* _Your instructions_
Do any lines in the data below contain "folder"? If so, copy every one of them.

▬▬▬▬▬▬▬▬▬▬

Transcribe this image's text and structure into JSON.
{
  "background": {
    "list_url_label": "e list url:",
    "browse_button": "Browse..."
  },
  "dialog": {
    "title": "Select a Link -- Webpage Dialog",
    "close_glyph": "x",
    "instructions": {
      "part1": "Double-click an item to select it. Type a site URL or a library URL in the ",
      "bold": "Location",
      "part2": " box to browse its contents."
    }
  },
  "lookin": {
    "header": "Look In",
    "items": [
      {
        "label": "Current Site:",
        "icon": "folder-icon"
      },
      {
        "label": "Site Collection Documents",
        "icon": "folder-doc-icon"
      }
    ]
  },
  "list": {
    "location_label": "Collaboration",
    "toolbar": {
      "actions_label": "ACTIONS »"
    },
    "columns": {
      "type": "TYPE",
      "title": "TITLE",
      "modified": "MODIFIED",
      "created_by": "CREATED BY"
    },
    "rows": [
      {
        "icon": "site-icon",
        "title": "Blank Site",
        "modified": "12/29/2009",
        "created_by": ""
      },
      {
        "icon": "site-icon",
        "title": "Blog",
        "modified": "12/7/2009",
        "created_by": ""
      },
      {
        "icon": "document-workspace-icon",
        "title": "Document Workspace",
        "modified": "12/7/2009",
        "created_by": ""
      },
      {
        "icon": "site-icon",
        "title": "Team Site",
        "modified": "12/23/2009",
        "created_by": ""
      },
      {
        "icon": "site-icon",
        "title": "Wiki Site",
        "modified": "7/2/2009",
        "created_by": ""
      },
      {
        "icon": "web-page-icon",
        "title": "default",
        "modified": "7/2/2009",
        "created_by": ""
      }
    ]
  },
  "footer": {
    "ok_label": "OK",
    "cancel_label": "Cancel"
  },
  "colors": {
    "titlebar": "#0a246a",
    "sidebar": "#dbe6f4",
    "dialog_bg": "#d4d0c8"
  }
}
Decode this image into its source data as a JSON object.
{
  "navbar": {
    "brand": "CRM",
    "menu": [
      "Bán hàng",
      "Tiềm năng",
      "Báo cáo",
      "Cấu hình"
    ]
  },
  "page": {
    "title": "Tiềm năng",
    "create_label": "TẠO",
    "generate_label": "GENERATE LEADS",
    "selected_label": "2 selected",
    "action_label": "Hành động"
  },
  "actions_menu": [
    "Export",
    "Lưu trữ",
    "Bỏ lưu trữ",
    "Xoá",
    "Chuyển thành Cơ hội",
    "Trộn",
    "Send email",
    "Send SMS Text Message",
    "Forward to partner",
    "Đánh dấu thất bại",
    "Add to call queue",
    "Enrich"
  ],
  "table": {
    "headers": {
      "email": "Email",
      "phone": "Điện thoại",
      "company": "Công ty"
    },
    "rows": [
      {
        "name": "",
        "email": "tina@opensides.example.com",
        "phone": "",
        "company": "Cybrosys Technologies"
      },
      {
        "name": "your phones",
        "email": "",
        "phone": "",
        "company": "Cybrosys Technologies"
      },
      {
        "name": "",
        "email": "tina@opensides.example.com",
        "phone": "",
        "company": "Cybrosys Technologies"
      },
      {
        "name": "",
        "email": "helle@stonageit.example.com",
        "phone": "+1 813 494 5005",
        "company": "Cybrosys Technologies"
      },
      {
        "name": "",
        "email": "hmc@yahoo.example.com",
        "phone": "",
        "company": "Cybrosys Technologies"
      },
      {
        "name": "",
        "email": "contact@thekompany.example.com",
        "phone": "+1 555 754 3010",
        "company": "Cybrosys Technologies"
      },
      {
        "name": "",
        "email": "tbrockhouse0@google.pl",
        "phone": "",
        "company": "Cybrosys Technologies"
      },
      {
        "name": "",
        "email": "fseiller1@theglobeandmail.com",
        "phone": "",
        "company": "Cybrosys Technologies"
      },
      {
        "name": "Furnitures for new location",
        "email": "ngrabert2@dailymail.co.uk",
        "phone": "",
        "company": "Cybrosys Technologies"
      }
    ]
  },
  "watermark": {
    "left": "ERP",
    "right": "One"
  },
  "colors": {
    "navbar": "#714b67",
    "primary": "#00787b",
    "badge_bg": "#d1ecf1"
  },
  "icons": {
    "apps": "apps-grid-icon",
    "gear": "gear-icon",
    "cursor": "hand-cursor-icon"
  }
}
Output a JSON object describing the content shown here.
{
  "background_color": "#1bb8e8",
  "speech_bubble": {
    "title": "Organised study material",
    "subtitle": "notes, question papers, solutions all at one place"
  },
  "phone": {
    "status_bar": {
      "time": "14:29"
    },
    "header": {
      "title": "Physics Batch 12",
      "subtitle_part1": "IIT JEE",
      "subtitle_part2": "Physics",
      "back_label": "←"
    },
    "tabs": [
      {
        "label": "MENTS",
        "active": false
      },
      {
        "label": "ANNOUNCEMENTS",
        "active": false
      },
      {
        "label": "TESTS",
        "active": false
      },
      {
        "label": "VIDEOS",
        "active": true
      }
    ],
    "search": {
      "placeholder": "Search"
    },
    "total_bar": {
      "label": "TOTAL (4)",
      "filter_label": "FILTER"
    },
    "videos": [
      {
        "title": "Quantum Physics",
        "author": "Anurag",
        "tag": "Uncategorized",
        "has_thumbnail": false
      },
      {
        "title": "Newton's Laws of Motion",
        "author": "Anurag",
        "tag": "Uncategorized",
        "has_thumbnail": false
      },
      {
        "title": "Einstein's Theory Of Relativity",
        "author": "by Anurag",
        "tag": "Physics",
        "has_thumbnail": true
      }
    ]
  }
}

▬▬▬▬▬▬▬▬▬▬

* _The reply_
        "icon": "folder-icon"
        "icon": "folder-doc-icon"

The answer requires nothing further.